=== Short task 1 ===
In the interview transcript, what does FERC regulate?
=== Short task 2 ===
Can you output the passage of the interview transcript starting at "Pete Langbein:       Many" and ending at "up over time."?
=== Short task 3 ===
Which acronyms appear in the interview transcript? List each one once.

-- start of Document text --

Dan Delurey:        Okay. One of the active parties in what you do is FERC, right? What exactly is the role of FERC? Did they actually have to approve what you do in DR?

Pete Langbein:      Yeah. FERC, the Federal Energy Regulatory Commission, is our regulator and they regulate the wholesale power markets. We operate under a tariff and the Federal Energy Regulatory Commission approves all tariff changes. One of those tariff changes was to allow DR to participate in the markets, to set forth how they would participate in the markets, and establish how things like revenue and cost recovery work for those resources.

Dan Delurey:        Okay. You've got a lot of committees, and I know because I'm on a lot of the PJM mailing lists and I've looked at the calendar before, and it looks quite daunting when you look at all the different committees that might be meeting in any given week. Do I take it, that's been honed and you've got the right committees and it works and all of that?

Pete Langbein:      Yes. I believe the stakeholder process is effective. Our members have actually made some changes to that overall process over the last couple of years to make it more effective. One key point is that the membership felt that it's important to actually have a sub-committee really dedicated to some demand response type activities. That's been created for those members that are directly involved in the markets with demand response resources.

Dan Delurey:        Before we leave the topic of stakeholders and so on, have the stakeholders all sort of gone along willingly? Has there been vigorous debate and disagreement among stakeholders as to how this has all developed?

Pete Langbein:       Many of the demand response items that have come up have gone through a lot of debate. Yes, there have been a lot of discussions. There have been a lot of different opinions about some of the nuances of how those rules would work. They continue to be discussed as new challenges come up over time.

Dan Delurey:         Let's turn to technology. From the work that I have done in DR for a long time now, I know the impact of technology, and as I remember some of the early regional DR efforts, they were pretty simple and straightforward. A lot of them were just based on simple curtailment orders or requests that were given to large customers and so on. Can you talk about the evolution of DR at PJM from a technology standpoint?

-- end of Document text --
-- start of Provided records --

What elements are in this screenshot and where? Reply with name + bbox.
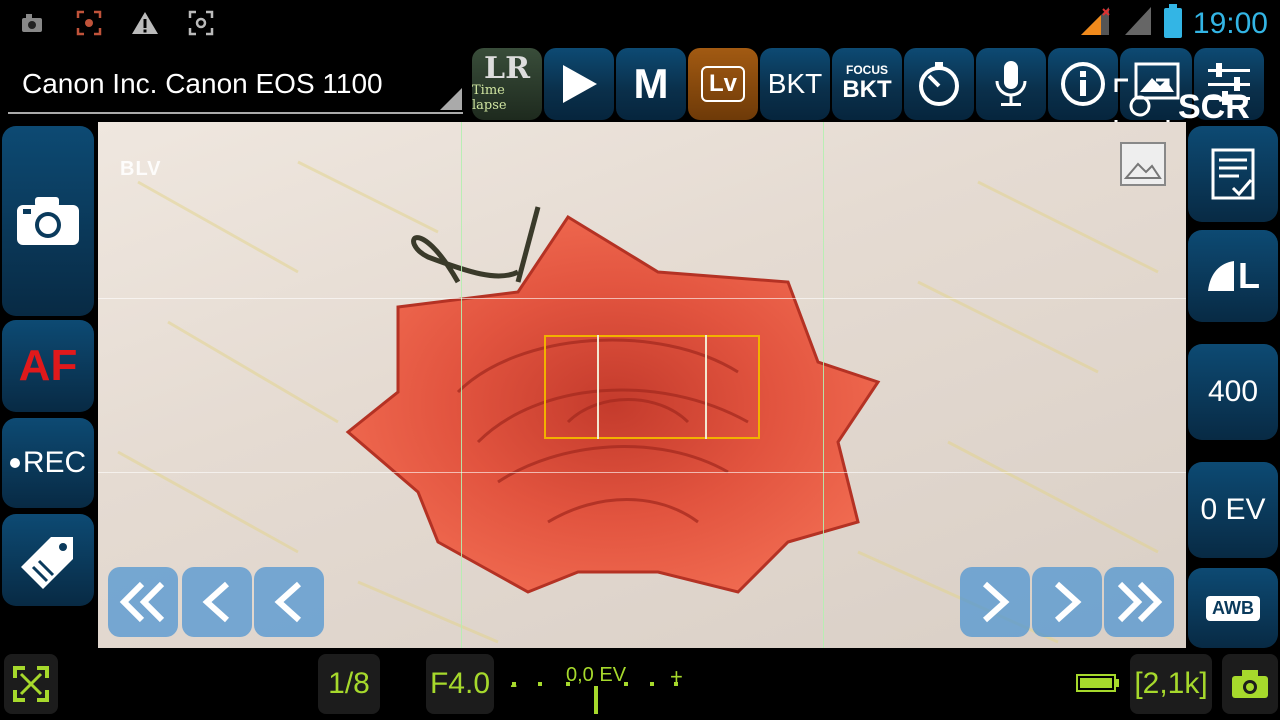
blv-label: BLV [120,158,162,180]
focus-far-medium-button[interactable] [182,567,252,637]
focus-near-fast-button[interactable] [1104,567,1174,637]
notification-icon [18,8,48,38]
quality-label: L [1238,255,1260,296]
chevron-left-icon [202,581,230,623]
mode-button[interactable]: M [616,48,686,120]
image-quality-button[interactable]: L [1188,230,1278,322]
signal-icon-2 [1123,5,1153,42]
focus-bkt-label: BKT [842,76,892,103]
timer-button[interactable] [904,48,974,120]
aperture-button[interactable]: F4.0 [426,654,494,714]
warning-icon [130,8,160,38]
focus-far-fast-button[interactable] [108,567,178,637]
status-bar: 19:00 [0,0,1280,46]
shutter-speed-button[interactable]: 1/8 [318,654,380,714]
af-point-frame[interactable] [544,335,760,439]
lv-label: Lv [700,66,745,102]
camera-name: Canon Inc. Canon EOS 1100 [22,68,383,99]
focus-bracketing-button[interactable]: FOCUS BKT [832,48,902,120]
exposure-comp-button[interactable]: 0 EV [1188,462,1278,558]
record-dot-icon [9,458,20,468]
rec-label: REC [22,446,87,479]
fullscreen-button[interactable] [4,654,58,714]
white-balance-button[interactable]: AWB [1188,568,1278,648]
focus-far-small-button[interactable] [254,567,324,637]
camera-mode-button[interactable] [1222,654,1278,714]
clock: 19:00 [1192,6,1268,40]
autofocus-button[interactable]: AF [2,320,94,412]
mode-label: M [633,60,669,107]
spinner-underline [8,112,463,114]
ev-scale-ticks [512,682,678,714]
bottom-bar: 1/8 F4.0 - 0,0 EV + [2,1k] [0,648,1280,720]
camera-icon [1232,670,1268,698]
lr-label: LR [483,51,531,86]
liveview-button[interactable]: Lv [688,48,758,120]
chevron-right-icon [1054,581,1082,623]
af-label: AF [18,341,78,390]
timelapse-button[interactable]: LR Time lapse [472,48,542,120]
aperture-value: F4.0 [429,667,491,700]
af-frame-divider-2 [705,335,707,439]
signal-icon [1079,5,1113,42]
spinner-corner-icon [440,88,462,110]
chevron-right-icon [982,581,1010,623]
expand-icon [13,666,49,702]
voice-button[interactable] [976,48,1046,120]
grid-line-horizontal-1 [98,298,1186,299]
iso-button[interactable]: 400 [1188,344,1278,440]
grid-line-vertical-2 [823,122,824,648]
grid-line-vertical-1 [461,122,462,648]
info-button[interactable] [1048,48,1118,120]
focus-near-medium-button[interactable] [1032,567,1102,637]
properties-button[interactable] [1188,126,1278,222]
live-view[interactable]: BLV [98,122,1186,648]
bkt-label: BKT [767,68,823,99]
camera-icon [17,197,79,245]
battery-level-icon [1076,674,1120,697]
microphone-icon [995,61,1027,106]
double-chevron-left-icon [119,581,165,623]
focus-near-small-button[interactable] [960,567,1030,637]
shots-remaining-value: [2,1k] [1134,667,1208,700]
screenshot-icon [74,8,104,38]
bracketing-button[interactable]: BKT [760,48,830,120]
record-button[interactable]: REC [2,418,94,508]
shutter-speed-value: 1/8 [328,667,370,700]
capture-button[interactable] [2,126,94,316]
quality-icon [1208,261,1234,291]
timelapse-label: Time lapse [472,83,507,113]
battery-icon [1163,4,1183,43]
focus-icon [186,8,216,38]
timer-icon [919,62,959,106]
exposure-comp-value: 0 EV [1200,493,1266,526]
iso-value: 400 [1207,375,1259,408]
exposure-meter: - 0,0 EV + [508,656,688,716]
double-chevron-right-icon [1117,581,1163,623]
play-icon [563,65,597,103]
grid-line-horizontal-2 [98,472,1186,473]
camera-selector[interactable]: Canon Inc. Canon EOS 1100 [0,46,470,120]
focus-label: FOCUS [846,63,888,77]
shots-remaining: [2,1k] [1130,654,1212,714]
chevron-left-icon [274,581,302,623]
wb-label: AWB [1206,595,1260,621]
play-button[interactable] [544,48,614,120]
right-toolbar: L 400 0 EV AWB [1186,122,1280,648]
clipboard-check-icon [1211,148,1255,200]
histogram-toggle-icon[interactable] [1120,142,1166,186]
af-frame-divider-1 [597,335,599,439]
tag-icon [21,537,73,589]
tag-button[interactable] [2,514,94,606]
info-icon [1061,62,1105,106]
left-toolbar: AF REC [0,122,96,648]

-- end of Provided records --

=== Complete output 1 ===
The wholesale power markets.

=== Complete output 2 ===
Pete Langbein:       Many of the demand response items that have come up have gone through a lot of debate. Yes, there have been a lot of discussions. There have been a lot of different opinions about some of the nuances of how those rules would work. They continue to be discussed as new challenges come up over time.

=== Complete output 3 ===
FERC
DR
PJM